> THE TASK:
Review the material line by line. Identify and copy every line that contains the string "your".

═══ LISTED ENTRIES ═══

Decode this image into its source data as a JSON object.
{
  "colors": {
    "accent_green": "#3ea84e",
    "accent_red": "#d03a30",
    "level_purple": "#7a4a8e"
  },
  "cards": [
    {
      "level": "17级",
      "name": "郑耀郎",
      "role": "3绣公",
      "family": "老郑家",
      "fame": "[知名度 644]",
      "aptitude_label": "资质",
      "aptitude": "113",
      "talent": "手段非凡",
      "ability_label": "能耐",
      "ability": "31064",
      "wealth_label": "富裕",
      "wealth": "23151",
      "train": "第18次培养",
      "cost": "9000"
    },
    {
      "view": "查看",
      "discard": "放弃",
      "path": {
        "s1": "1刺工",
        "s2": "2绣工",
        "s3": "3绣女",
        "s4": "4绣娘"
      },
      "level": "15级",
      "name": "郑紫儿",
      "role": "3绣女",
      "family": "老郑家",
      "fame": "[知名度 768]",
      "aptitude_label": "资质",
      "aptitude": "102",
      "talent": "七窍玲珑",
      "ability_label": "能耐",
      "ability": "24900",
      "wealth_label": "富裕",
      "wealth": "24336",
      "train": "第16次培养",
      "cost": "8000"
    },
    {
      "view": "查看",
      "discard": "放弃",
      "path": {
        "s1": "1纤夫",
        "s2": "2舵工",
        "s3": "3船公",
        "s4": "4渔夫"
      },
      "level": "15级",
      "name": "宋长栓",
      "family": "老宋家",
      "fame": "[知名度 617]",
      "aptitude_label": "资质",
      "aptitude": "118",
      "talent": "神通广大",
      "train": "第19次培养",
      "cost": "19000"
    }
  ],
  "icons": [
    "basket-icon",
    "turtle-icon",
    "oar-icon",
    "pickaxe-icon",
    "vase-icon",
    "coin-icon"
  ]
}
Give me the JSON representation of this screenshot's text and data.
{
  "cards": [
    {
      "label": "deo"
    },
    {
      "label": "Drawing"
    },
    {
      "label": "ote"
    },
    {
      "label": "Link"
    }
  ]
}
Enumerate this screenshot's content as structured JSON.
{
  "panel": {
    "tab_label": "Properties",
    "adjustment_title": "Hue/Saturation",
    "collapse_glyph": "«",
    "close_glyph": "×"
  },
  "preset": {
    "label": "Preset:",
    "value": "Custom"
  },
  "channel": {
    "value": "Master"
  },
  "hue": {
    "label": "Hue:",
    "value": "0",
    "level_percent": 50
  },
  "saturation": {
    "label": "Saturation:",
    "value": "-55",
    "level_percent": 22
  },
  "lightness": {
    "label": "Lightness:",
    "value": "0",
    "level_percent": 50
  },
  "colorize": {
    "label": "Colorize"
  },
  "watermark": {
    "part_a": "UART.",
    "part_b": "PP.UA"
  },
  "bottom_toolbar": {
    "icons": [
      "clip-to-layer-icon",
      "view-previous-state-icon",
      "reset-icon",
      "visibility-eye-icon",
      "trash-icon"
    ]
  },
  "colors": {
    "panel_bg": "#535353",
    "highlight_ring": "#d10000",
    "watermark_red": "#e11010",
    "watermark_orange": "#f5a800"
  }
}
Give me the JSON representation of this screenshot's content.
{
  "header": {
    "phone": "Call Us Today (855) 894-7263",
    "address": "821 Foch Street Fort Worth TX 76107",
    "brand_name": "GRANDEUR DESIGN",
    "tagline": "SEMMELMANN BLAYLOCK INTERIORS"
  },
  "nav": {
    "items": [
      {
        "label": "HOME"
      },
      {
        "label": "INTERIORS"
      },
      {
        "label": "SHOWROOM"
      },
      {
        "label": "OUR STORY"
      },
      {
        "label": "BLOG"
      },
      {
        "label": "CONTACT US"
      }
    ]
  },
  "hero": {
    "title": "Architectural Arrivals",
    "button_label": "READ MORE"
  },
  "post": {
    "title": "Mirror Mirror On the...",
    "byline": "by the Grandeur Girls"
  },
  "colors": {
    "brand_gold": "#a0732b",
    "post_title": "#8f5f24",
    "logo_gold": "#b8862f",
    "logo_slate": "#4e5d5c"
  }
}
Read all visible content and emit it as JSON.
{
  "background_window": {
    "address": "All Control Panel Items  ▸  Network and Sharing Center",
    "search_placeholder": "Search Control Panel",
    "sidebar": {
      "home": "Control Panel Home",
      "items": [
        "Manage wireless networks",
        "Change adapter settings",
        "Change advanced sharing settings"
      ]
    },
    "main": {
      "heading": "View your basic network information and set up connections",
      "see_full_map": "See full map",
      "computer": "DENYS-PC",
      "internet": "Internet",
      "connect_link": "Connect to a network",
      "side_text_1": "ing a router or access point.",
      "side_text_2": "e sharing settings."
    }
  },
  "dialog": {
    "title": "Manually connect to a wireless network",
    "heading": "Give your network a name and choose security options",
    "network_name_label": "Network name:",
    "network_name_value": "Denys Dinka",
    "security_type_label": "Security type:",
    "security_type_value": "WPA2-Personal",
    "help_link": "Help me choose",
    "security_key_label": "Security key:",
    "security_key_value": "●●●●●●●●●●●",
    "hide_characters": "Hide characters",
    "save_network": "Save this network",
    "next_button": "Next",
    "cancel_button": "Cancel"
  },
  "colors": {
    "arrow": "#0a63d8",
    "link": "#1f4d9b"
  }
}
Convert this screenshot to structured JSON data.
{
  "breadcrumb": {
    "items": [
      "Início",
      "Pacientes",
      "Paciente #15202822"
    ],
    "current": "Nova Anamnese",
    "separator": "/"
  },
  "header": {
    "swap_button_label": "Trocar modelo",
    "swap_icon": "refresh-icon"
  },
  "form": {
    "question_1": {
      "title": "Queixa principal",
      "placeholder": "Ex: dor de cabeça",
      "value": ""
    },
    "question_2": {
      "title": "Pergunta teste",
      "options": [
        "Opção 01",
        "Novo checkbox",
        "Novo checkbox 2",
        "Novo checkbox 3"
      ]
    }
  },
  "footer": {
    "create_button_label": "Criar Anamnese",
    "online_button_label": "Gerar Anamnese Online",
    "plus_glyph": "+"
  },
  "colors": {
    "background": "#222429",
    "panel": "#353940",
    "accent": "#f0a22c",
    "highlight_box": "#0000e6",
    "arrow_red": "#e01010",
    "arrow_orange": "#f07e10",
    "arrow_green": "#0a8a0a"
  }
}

═══

> SOLVED PROBLEM:
      "heading": "View your basic network information and set up connections",
    "heading": "Give your network a name and choose security options",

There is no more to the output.